— Start —
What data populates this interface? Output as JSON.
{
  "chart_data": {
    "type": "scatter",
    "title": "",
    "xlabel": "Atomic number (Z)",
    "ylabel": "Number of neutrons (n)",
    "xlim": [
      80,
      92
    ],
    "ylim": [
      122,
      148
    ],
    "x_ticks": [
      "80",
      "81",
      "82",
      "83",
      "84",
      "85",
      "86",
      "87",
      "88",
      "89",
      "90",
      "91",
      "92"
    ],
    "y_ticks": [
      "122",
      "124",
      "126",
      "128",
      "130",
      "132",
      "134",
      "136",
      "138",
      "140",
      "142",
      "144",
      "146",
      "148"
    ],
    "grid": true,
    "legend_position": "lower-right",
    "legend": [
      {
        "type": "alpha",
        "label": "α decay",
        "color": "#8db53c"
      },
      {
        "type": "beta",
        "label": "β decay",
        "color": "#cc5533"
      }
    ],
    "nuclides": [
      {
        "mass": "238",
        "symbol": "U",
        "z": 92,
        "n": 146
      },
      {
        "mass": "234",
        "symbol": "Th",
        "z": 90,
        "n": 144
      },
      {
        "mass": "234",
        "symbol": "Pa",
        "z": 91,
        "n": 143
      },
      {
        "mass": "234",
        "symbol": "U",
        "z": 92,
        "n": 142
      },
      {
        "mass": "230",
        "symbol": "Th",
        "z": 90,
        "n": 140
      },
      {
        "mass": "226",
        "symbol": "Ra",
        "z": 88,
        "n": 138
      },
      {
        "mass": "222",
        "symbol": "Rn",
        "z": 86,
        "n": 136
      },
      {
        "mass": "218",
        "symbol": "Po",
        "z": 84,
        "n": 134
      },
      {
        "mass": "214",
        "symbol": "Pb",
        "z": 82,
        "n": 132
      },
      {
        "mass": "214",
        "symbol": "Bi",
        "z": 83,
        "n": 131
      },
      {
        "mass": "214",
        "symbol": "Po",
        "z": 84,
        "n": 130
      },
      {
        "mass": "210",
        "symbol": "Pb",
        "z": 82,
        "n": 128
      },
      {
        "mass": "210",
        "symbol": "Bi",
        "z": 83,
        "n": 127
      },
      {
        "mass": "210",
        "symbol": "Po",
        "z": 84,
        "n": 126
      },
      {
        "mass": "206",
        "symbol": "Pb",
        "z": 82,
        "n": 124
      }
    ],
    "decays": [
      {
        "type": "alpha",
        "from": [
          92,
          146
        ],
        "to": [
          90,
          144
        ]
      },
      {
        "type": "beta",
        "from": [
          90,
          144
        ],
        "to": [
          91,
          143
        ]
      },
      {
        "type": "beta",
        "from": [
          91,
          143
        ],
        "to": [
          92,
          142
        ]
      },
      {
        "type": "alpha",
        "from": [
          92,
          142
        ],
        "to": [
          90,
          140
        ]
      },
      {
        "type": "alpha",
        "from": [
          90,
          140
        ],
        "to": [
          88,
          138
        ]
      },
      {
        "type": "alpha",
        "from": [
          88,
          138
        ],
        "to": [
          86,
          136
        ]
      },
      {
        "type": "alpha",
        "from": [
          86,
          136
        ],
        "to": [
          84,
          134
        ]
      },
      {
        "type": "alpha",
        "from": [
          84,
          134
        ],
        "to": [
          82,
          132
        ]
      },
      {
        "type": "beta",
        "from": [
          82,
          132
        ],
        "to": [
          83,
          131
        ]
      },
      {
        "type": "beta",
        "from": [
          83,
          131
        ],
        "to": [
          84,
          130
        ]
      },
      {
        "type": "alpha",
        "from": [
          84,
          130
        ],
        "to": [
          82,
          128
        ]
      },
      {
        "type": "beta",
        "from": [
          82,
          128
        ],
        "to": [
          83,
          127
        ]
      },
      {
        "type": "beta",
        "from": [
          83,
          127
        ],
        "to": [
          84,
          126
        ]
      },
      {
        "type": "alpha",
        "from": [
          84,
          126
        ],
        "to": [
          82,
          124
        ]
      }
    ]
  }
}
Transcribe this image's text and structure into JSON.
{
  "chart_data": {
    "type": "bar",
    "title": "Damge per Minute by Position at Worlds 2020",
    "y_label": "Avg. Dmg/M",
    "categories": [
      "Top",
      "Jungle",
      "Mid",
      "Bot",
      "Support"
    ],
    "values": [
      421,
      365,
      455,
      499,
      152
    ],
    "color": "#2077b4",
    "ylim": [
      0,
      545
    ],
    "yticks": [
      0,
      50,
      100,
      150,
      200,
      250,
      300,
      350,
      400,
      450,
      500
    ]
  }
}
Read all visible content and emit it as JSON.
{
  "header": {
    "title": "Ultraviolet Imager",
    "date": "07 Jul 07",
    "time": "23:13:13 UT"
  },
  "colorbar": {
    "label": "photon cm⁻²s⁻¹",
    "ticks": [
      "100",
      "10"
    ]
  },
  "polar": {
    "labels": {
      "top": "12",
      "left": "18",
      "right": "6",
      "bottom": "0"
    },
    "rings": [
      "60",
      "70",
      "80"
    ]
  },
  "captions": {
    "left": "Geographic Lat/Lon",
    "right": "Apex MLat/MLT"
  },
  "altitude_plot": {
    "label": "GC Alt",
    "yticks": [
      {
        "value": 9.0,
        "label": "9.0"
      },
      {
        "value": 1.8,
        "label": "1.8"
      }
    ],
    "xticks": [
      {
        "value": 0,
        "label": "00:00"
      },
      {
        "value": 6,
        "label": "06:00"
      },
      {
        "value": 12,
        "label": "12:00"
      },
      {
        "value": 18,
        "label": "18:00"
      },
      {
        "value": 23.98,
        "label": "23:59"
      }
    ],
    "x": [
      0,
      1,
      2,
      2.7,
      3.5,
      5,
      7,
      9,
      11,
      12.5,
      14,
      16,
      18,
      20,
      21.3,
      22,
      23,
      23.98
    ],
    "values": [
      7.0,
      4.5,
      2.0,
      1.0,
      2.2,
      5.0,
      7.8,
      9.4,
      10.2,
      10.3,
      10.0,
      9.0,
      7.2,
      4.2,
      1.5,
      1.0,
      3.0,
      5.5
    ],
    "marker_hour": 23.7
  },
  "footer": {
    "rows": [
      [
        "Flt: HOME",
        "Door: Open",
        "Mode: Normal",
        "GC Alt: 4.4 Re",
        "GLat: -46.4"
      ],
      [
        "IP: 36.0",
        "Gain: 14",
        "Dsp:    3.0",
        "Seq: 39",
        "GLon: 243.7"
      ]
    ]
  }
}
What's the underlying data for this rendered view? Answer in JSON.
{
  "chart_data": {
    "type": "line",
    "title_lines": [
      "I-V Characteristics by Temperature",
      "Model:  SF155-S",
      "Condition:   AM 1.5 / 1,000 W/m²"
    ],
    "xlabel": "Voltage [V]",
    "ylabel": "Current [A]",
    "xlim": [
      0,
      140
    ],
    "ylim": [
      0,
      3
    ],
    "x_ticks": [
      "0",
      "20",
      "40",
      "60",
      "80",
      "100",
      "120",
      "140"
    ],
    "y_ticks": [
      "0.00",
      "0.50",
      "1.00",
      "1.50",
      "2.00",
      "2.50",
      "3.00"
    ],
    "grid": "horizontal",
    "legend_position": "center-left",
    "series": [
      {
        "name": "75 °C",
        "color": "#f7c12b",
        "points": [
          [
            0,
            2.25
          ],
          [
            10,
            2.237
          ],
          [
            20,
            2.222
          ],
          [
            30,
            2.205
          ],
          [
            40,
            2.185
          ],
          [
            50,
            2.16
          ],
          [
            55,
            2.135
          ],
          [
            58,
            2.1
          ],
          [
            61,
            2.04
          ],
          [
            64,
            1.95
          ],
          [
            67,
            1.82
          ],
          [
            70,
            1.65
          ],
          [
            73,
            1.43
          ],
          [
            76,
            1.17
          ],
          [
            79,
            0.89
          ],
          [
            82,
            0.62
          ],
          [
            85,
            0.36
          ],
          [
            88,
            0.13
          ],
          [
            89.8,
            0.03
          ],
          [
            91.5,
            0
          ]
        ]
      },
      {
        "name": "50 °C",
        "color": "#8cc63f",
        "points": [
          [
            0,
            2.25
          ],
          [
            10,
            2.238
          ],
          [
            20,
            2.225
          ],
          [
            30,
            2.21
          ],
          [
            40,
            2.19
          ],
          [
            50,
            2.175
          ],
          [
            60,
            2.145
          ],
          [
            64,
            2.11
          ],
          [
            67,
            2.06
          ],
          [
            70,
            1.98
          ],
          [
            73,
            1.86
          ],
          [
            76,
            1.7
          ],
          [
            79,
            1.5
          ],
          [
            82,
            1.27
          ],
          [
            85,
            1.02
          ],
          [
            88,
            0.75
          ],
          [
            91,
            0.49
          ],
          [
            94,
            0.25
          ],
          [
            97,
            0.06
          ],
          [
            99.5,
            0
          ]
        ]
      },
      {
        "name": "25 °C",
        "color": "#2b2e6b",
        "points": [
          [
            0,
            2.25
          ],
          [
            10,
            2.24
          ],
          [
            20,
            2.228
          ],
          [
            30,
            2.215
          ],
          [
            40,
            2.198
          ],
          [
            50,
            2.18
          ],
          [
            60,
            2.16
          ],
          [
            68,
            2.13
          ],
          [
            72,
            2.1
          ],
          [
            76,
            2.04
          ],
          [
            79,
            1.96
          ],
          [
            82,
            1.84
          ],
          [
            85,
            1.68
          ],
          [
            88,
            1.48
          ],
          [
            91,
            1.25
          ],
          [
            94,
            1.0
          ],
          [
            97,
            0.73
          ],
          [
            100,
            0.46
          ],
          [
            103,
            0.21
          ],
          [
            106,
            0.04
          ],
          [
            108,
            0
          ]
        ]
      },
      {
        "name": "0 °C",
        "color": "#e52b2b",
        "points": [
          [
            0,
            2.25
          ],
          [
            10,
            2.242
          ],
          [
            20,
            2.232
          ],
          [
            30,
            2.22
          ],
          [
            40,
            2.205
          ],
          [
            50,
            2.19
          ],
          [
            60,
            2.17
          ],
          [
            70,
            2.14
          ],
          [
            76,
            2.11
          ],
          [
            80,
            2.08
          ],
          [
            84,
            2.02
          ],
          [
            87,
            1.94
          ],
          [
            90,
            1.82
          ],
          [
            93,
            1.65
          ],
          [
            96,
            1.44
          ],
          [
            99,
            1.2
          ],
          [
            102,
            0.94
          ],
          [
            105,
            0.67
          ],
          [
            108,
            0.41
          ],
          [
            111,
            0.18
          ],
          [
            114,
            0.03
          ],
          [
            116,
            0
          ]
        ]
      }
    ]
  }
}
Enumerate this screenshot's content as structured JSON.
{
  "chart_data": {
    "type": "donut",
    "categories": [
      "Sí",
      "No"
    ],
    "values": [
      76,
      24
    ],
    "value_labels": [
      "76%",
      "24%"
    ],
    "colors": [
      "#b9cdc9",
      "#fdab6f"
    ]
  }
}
— End —
** AIM OF THE EXERCISE **
Using the records above, list each line that includes "JSON".

** THE ANSWER **
What data populates this interface? Output as JSON.
Transcribe this image's text and structure into JSON.
Read all visible content and emit it as JSON.
What's the underlying data for this rendered view? Answer in JSON.
Enumerate this screenshot's content as structured JSON.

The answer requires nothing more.